• **REQUEST**
Read through the entries below and return each line with the word "Норд".
++++++++++
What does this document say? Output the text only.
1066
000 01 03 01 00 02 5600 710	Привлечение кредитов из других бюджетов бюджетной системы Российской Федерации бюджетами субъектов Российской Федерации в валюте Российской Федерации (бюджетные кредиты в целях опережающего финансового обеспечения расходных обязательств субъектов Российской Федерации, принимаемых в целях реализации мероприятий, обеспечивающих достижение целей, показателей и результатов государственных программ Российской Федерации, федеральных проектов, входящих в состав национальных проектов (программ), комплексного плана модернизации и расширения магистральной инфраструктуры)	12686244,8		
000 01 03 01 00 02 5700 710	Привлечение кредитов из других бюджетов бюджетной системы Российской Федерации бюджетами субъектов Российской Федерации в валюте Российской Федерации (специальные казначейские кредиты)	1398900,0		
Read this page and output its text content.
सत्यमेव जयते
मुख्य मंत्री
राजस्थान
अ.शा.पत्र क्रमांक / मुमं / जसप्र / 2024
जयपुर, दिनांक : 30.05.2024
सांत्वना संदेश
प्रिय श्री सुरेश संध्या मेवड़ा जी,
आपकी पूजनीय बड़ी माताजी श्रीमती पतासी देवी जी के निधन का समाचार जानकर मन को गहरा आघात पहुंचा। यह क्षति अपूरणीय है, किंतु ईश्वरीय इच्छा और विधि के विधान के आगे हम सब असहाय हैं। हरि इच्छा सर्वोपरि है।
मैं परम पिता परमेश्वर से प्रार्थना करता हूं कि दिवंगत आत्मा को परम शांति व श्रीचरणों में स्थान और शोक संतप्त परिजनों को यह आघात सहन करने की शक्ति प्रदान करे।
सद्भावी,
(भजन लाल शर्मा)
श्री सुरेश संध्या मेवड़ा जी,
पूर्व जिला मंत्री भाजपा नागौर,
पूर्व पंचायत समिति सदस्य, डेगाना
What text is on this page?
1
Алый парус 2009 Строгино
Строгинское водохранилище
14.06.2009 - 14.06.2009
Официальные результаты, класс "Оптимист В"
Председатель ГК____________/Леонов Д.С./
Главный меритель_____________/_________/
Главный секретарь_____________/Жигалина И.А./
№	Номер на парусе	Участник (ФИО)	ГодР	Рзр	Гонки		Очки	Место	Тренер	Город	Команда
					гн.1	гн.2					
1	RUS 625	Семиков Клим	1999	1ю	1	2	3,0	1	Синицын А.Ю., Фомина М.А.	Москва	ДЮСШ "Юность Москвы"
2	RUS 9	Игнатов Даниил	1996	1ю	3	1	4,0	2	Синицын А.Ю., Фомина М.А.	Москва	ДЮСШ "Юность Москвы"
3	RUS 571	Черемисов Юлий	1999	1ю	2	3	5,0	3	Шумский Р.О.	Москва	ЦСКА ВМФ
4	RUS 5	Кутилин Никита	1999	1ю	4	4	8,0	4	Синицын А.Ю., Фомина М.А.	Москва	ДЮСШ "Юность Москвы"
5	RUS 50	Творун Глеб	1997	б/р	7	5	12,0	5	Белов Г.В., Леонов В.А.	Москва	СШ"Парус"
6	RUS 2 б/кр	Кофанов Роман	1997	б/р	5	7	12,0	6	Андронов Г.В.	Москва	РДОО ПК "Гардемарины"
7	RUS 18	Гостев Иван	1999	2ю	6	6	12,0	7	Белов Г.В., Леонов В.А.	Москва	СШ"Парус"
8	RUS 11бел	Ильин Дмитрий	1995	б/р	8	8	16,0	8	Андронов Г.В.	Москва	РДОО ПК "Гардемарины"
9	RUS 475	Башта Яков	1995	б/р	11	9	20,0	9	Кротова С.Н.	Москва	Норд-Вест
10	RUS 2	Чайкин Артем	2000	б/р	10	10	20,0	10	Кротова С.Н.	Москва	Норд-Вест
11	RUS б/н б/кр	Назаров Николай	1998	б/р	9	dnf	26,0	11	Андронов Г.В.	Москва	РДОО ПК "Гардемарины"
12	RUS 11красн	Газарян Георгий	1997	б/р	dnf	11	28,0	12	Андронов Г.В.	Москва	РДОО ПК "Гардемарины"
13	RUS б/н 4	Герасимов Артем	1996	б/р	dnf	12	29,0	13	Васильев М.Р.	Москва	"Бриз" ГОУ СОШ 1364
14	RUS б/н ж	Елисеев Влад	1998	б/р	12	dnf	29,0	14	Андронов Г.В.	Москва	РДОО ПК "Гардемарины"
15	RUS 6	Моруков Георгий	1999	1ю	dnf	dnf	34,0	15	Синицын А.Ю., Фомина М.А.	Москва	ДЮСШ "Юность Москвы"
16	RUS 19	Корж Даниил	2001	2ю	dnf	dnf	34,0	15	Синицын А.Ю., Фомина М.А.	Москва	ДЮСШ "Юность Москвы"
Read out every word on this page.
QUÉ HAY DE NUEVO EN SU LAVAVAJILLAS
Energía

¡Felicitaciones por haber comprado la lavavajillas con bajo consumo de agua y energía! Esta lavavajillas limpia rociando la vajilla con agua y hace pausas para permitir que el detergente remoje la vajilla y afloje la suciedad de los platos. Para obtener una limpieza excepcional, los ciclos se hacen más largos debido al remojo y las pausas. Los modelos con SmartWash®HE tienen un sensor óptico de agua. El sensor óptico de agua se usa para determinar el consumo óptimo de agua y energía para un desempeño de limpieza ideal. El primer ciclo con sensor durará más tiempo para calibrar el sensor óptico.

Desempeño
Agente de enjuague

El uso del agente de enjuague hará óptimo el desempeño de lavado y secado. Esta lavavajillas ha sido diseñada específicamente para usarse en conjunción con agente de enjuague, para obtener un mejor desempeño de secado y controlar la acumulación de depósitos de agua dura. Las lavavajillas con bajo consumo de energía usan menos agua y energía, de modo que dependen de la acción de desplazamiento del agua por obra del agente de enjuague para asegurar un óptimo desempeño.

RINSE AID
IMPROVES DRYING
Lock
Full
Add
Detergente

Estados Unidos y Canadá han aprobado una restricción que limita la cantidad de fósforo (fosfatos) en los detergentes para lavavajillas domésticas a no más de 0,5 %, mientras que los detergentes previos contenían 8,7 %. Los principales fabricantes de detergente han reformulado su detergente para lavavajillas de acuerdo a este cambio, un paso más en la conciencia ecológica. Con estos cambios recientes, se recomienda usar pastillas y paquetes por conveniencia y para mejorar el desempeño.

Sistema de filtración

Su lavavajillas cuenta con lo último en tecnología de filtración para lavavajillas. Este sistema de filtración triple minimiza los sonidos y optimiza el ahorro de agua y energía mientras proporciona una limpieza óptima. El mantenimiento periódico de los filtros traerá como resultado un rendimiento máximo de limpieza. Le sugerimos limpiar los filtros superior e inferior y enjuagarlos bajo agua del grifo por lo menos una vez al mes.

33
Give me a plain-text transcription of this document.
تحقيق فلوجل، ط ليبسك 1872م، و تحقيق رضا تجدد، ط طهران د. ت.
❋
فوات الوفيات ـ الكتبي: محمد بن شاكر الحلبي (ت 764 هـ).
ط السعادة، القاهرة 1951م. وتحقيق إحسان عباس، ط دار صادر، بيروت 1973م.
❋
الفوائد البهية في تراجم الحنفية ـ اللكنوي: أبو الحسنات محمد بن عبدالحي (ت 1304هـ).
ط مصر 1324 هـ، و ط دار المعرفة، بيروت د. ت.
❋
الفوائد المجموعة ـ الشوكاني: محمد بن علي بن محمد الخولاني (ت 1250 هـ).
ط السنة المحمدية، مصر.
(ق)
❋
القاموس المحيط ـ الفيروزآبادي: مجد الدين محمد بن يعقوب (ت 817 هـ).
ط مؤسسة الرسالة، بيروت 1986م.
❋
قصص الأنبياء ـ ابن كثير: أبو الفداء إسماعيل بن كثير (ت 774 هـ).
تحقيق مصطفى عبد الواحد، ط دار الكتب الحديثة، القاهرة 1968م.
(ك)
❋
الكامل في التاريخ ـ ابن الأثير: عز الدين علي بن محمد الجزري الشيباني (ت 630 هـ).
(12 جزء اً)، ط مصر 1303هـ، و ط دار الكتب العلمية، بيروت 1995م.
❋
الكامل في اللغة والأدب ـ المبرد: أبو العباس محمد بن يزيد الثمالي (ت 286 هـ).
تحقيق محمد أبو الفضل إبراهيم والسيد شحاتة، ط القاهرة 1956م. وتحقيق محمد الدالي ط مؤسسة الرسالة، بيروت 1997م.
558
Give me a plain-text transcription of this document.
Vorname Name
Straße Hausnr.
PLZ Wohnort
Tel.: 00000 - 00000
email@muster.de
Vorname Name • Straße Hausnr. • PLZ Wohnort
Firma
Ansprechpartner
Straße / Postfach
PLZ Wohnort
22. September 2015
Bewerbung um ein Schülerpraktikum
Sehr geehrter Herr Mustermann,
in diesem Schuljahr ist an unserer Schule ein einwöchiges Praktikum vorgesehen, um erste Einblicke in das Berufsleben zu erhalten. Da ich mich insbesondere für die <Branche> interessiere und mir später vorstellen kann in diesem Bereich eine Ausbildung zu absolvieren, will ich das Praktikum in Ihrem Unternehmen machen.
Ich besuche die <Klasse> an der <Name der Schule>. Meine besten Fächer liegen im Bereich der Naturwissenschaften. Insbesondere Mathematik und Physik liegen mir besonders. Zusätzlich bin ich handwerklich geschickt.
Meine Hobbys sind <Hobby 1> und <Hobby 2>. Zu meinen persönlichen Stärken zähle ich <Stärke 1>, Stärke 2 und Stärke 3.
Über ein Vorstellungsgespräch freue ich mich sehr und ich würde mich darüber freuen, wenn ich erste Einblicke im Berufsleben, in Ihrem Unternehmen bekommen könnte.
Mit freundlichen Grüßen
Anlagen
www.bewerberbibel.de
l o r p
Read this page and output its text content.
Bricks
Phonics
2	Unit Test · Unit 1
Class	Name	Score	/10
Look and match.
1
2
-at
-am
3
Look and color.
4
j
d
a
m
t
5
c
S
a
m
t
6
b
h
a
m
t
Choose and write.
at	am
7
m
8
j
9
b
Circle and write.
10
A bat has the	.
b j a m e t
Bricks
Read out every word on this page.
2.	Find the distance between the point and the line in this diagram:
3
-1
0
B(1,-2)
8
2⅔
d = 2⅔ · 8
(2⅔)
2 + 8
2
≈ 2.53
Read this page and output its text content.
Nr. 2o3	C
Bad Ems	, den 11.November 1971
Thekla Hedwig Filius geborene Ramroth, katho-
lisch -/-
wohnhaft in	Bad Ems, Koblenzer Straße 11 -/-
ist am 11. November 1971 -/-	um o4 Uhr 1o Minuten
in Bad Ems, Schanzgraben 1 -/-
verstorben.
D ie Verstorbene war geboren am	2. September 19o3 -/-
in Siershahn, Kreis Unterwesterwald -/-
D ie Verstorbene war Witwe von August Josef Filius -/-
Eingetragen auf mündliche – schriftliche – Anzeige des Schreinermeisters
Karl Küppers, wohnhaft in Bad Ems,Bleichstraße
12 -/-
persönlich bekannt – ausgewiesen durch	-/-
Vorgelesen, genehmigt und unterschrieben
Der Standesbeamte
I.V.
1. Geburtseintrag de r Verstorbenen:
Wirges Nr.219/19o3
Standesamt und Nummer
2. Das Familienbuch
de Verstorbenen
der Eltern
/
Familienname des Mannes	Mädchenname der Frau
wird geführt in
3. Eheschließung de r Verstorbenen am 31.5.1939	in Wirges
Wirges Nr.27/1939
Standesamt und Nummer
++++++++++
• **RESPONSE TO THIS EXERCISE**
9	RUS 475	Башта Яков	1995	б/р	11	9	20,0	9	Кротова С.Н.	Москва	Норд-Вест
10	RUS 2	Чайкин Артем	2000	б/р	10	10	20,0	10	Кротова С.Н.	Москва	Норд-Вест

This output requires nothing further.